Opdracht a: Welke psalm wordt volgens het fragment hieronder uit het Psalter gelezen?

------ Gegeven fragment ------

Het doel van ons gemeente-zijn is dat we als gemeente(leden) groeien in de verborgen omgang met God, groeien in de onderlinge gemeenschap, samen één zijn in veelkleurigheid, verbonden met, gastvrij naar en dienstbaar aan de samenleving en de wereld.

7 november 2010

Dienst 7.11.2010:

 

Wij lezen uit de Thora: Deuteronomium 24:19

 

Wij lezen uit het Psalter: Psalm 67

 

Evangelielezingen: Lukas 9:10b-17 en Lukas 12:16-21

 

Veel gevoelens, dus ook veel godsdienstige gevoelens zijn te herleiden tot angst. Angst voor machtige mensen, angst voor goden, angst voor de altijd weer onzekere toekomst. Als enige uitzondering op die angstwekkende regel bevrijdt de God van Israël ons van angst en zorgen. Vrij zijn angst, geen zorgen meer kennen, dat is het meest radikale en daarmee het beste wat een mens kan overkomen. De draagwijdte van die heilzame bevrijding, die alleen de God van Israël in tegenstelling tot Allah ons schenkt, beseffen wij echter vaak niet. Onbegrijpelijk… Jammer.

------

Opdracht b: Tel de regels in de records die de tekenreeks "component" bevatten en geef alleen dat aantal.

------ Gegevensdeel ------

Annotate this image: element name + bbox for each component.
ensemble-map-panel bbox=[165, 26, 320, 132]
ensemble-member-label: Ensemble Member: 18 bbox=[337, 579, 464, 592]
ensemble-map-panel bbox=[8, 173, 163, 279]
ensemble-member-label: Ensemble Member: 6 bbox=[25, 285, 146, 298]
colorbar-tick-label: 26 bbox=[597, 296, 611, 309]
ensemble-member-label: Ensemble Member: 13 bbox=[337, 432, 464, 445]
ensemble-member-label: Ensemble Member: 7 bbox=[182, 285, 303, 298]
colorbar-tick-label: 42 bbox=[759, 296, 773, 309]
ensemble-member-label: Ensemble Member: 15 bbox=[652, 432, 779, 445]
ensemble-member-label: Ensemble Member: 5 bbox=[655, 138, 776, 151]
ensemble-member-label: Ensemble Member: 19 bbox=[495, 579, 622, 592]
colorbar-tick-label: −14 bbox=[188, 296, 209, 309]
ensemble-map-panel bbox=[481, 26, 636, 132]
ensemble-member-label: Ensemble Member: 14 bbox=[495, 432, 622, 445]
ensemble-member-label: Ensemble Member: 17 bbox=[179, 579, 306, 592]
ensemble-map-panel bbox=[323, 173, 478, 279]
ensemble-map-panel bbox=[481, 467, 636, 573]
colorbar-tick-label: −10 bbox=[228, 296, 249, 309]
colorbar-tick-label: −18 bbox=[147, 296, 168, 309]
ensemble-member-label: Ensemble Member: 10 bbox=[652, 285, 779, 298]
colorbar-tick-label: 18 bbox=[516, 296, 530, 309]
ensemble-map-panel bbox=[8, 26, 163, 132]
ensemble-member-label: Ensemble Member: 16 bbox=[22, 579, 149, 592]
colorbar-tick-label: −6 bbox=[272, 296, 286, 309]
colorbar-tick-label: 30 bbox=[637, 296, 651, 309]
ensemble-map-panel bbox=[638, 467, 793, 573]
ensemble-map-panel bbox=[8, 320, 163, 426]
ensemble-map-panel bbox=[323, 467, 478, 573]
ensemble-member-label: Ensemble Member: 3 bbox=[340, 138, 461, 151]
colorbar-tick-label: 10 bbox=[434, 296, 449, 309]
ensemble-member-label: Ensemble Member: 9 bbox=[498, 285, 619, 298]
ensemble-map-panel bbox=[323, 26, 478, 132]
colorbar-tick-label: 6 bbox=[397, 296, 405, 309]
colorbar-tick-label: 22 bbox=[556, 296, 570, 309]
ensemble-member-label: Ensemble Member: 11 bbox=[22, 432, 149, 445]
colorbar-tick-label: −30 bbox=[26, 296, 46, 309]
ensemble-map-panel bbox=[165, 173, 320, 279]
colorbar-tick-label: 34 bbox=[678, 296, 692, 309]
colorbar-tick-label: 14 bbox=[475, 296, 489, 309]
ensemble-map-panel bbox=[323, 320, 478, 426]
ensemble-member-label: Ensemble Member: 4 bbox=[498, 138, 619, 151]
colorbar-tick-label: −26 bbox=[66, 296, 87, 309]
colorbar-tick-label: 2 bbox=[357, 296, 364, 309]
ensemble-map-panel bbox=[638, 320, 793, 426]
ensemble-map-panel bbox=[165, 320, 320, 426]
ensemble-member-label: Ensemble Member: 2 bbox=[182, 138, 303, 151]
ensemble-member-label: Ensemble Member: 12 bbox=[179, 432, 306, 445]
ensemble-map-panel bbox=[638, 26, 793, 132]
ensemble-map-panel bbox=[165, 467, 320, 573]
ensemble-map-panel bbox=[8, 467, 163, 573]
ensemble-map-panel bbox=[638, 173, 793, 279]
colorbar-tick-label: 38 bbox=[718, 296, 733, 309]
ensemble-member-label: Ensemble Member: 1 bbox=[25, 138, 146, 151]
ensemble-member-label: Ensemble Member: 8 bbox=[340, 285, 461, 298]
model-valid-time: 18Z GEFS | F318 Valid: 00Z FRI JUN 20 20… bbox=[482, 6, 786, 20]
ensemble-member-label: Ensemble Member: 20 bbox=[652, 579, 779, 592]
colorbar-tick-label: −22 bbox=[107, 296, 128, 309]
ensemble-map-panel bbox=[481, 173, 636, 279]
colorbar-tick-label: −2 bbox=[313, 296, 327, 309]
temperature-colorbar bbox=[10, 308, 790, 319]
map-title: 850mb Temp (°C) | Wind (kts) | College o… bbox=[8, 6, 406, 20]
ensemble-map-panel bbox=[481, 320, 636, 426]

------

Resultaat a: Psalm 67.

Resultaat b: 1